Records from a dataset
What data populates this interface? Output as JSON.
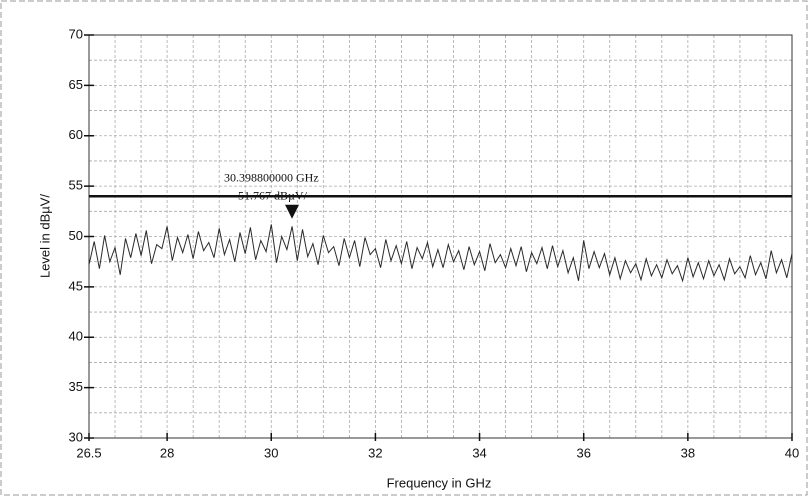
{
  "chart_data": {
    "type": "line",
    "xlabel": "Frequency in GHz",
    "ylabel": "Level in dBµV/",
    "xlim": [
      26.5,
      40
    ],
    "xticks": [
      26.5,
      28,
      30,
      32,
      34,
      36,
      38,
      40
    ],
    "ylim": [
      30,
      70
    ],
    "yticks": [
      30,
      35,
      40,
      45,
      50,
      55,
      60,
      65,
      70
    ],
    "xgrid": [
      27,
      27.5,
      28,
      28.5,
      29,
      29.5,
      30,
      30.5,
      31,
      31.5,
      32,
      32.5,
      33,
      33.5,
      34,
      34.5,
      35,
      35.5,
      36,
      36.5,
      37,
      37.5,
      38,
      38.5,
      39,
      39.5
    ],
    "ygrid": [
      32.5,
      35,
      37.5,
      40,
      42.5,
      45,
      47.5,
      50,
      52.5,
      55,
      57.5,
      60,
      62.5,
      65,
      67.5
    ],
    "grid": true,
    "limit_line": 54,
    "limit_color": "#111111",
    "marker": {
      "x": 30.3988,
      "y": 51.767,
      "label_freq": "30.398800000 GHz",
      "label_level": "51.767 dBµV/"
    },
    "series": [
      {
        "color": "#2a2a2a",
        "x": [
          26.5,
          26.6,
          26.7,
          26.8,
          26.9,
          27,
          27.1,
          27.2,
          27.3,
          27.4,
          27.5,
          27.6,
          27.7,
          27.8,
          27.9,
          28,
          28.1,
          28.2,
          28.3,
          28.4,
          28.5,
          28.6,
          28.7,
          28.8,
          28.9,
          29,
          29.1,
          29.2,
          29.3,
          29.4,
          29.5,
          29.6,
          29.7,
          29.8,
          29.9,
          30,
          30.1,
          30.2,
          30.3,
          30.4,
          30.5,
          30.6,
          30.7,
          30.8,
          30.9,
          31,
          31.1,
          31.2,
          31.3,
          31.4,
          31.5,
          31.6,
          31.7,
          31.8,
          31.9,
          32,
          32.1,
          32.2,
          32.3,
          32.4,
          32.5,
          32.6,
          32.7,
          32.8,
          32.9,
          33,
          33.1,
          33.2,
          33.3,
          33.4,
          33.5,
          33.6,
          33.7,
          33.8,
          33.9,
          34,
          34.1,
          34.2,
          34.3,
          34.4,
          34.5,
          34.6,
          34.7,
          34.8,
          34.9,
          35,
          35.1,
          35.2,
          35.3,
          35.4,
          35.5,
          35.6,
          35.7,
          35.8,
          35.9,
          36,
          36.1,
          36.2,
          36.3,
          36.4,
          36.5,
          36.6,
          36.7,
          36.8,
          36.9,
          37,
          37.1,
          37.2,
          37.3,
          37.4,
          37.5,
          37.6,
          37.7,
          37.8,
          37.9,
          38,
          38.1,
          38.2,
          38.3,
          38.4,
          38.5,
          38.6,
          38.7,
          38.8,
          38.9,
          39,
          39.1,
          39.2,
          39.3,
          39.4,
          39.5,
          39.6,
          39.7,
          39.8,
          39.9,
          40
        ],
        "values": [
          47.2,
          49.5,
          46.8,
          50.1,
          47.5,
          48.9,
          46.2,
          49.8,
          47.9,
          50.3,
          48.1,
          50.6,
          47.3,
          49.2,
          48.8,
          51.0,
          47.6,
          49.9,
          48.4,
          50.2,
          47.8,
          50.5,
          48.6,
          49.4,
          47.9,
          50.8,
          48.2,
          49.7,
          47.5,
          50.4,
          48.3,
          50.9,
          47.7,
          49.6,
          48.5,
          51.2,
          47.4,
          50.0,
          48.7,
          51.0,
          47.6,
          50.7,
          48.0,
          49.3,
          47.2,
          50.1,
          48.4,
          49.0,
          47.1,
          49.8,
          47.9,
          49.6,
          47.0,
          49.9,
          48.2,
          48.8,
          46.9,
          49.7,
          47.6,
          49.1,
          47.3,
          49.5,
          46.8,
          48.9,
          47.8,
          49.4,
          47.0,
          48.7,
          46.9,
          49.2,
          47.5,
          48.6,
          46.7,
          49.0,
          47.2,
          48.5,
          46.6,
          49.3,
          47.4,
          48.2,
          46.9,
          48.8,
          47.1,
          49.0,
          46.5,
          48.4,
          47.3,
          48.9,
          46.8,
          49.1,
          47.0,
          48.6,
          46.4,
          47.9,
          45.6,
          49.6,
          46.8,
          48.5,
          46.9,
          48.3,
          46.2,
          47.9,
          45.8,
          47.6,
          46.4,
          47.3,
          45.7,
          47.8,
          46.1,
          47.2,
          45.9,
          47.7,
          46.3,
          47.1,
          45.6,
          47.9,
          46.0,
          47.4,
          45.8,
          47.6,
          46.1,
          47.2,
          45.7,
          47.8,
          46.3,
          47.0,
          45.9,
          48.1,
          46.2,
          47.4,
          45.8,
          48.6,
          46.4,
          47.7,
          45.9,
          48.3
        ]
      }
    ]
  }
}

*What to produce*: Print the entries above exactly, taking out only the pictures.

*Result of the exercise*:
What data populates this interface? Output as JSON.
{
  "chart_data": {
    "type": "line",
    "xlabel": "Frequency in GHz",
    "ylabel": "Level in dBµV/",
    "xlim": [
      26.5,
      40
    ],
    "xticks": [
      26.5,
      28,
      30,
      32,
      34,
      36,
      38,
      40
    ],
    "ylim": [
      30,
      70
    ],
    "yticks": [
      30,
      35,
      40,
      45,
      50,
      55,
      60,
      65,
      70
    ],
    "xgrid": [
      27,
      27.5,
      28,
      28.5,
      29,
      29.5,
      30,
      30.5,
      31,
      31.5,
      32,
      32.5,
      33,
      33.5,
      34,
      34.5,
      35,
      35.5,
      36,
      36.5,
      37,
      37.5,
      38,
      38.5,
      39,
      39.5
    ],
    "ygrid": [
      32.5,
      35,
      37.5,
      40,
      42.5,
      45,
      47.5,
      50,
      52.5,
      55,
      57.5,
      60,
      62.5,
      65,
      67.5
    ],
    "grid": true,
    "limit_line": 54,
    "limit_color": "#111111",
    "marker": {
      "x": 30.3988,
      "y": 51.767,
      "label_freq": "30.398800000 GHz",
      "label_level": "51.767 dBµV/"
    },
    "series": [
      {
        "color": "#2a2a2a",
        "x": [
          26.5,
          26.6,
          26.7,
          26.8,
          26.9,
          27,
          27.1,
          27.2,
          27.3,
          27.4,
          27.5,
          27.6,
          27.7,
          27.8,
          27.9,
          28,
          28.1,
          28.2,
          28.3,
          28.4,
          28.5,
          28.6,
          28.7,
          28.8,
          28.9,
          29,
          29.1,
          29.2,
          29.3,
          29.4,
          29.5,
          29.6,
          29.7,
          29.8,
          29.9,
          30,
          30.1,
          30.2,
          30.3,
          30.4,
          30.5,
          30.6,
          30.7,
          30.8,
          30.9,
          31,
          31.1,
          31.2,
          31.3,
          31.4,
          31.5,
          31.6,
          31.7,
          31.8,
          31.9,
          32,
          32.1,
          32.2,
          32.3,
          32.4,
          32.5,
          32.6,
          32.7,
          32.8,
          32.9,
          33,
          33.1,
          33.2,
          33.3,
          33.4,
          33.5,
          33.6,
          33.7,
          33.8,
          33.9,
          34,
          34.1,
          34.2,
          34.3,
          34.4,
          34.5,
          34.6,
          34.7,
          34.8,
          34.9,
          35,
          35.1,
          35.2,
          35.3,
          35.4,
          35.5,
          35.6,
          35.7,
          35.8,
          35.9,
          36,
          36.1,
          36.2,
          36.3,
          36.4,
          36.5,
          36.6,
          36.7,
          36.8,
          36.9,
          37,
          37.1,
          37.2,
          37.3,
          37.4,
          37.5,
          37.6,
          37.7,
          37.8,
          37.9,
          38,
          38.1,
          38.2,
          38.3,
          38.4,
          38.5,
          38.6,
          38.7,
          38.8,
          38.9,
          39,
          39.1,
          39.2,
          39.3,
          39.4,
          39.5,
          39.6,
          39.7,
          39.8,
          39.9,
          40
        ],
        "values": [
          47.2,
          49.5,
          46.8,
          50.1,
          47.5,
          48.9,
          46.2,
          49.8,
          47.9,
          50.3,
          48.1,
          50.6,
          47.3,
          49.2,
          48.8,
          51.0,
          47.6,
          49.9,
          48.4,
          50.2,
          47.8,
          50.5,
          48.6,
          49.4,
          47.9,
          50.8,
          48.2,
          49.7,
          47.5,
          50.4,
          48.3,
          50.9,
          47.7,
          49.6,
          48.5,
          51.2,
          47.4,
          50.0,
          48.7,
          51.0,
          47.6,
          50.7,
          48.0,
          49.3,
          47.2,
          50.1,
          48.4,
          49.0,
          47.1,
          49.8,
          47.9,
          49.6,
          47.0,
          49.9,
          48.2,
          48.8,
          46.9,
          49.7,
          47.6,
          49.1,
          47.3,
          49.5,
          46.8,
          48.9,
          47.8,
          49.4,
          47.0,
          48.7,
          46.9,
          49.2,
          47.5,
          48.6,
          46.7,
          49.0,
          47.2,
          48.5,
          46.6,
          49.3,
          47.4,
          48.2,
          46.9,
          48.8,
          47.1,
          49.0,
          46.5,
          48.4,
          47.3,
          48.9,
          46.8,
          49.1,
          47.0,
          48.6,
          46.4,
          47.9,
          45.6,
          49.6,
          46.8,
          48.5,
          46.9,
          48.3,
          46.2,
          47.9,
          45.8,
          47.6,
          46.4,
          47.3,
          45.7,
          47.8,
          46.1,
          47.2,
          45.9,
          47.7,
          46.3,
          47.1,
          45.6,
          47.9,
          46.0,
          47.4,
          45.8,
          47.6,
          46.1,
          47.2,
          45.7,
          47.8,
          46.3,
          47.0,
          45.9,
          48.1,
          46.2,
          47.4,
          45.8,
          48.6,
          46.4,
          47.7,
          45.9,
          48.3
        ]
      }
    ]
  }
}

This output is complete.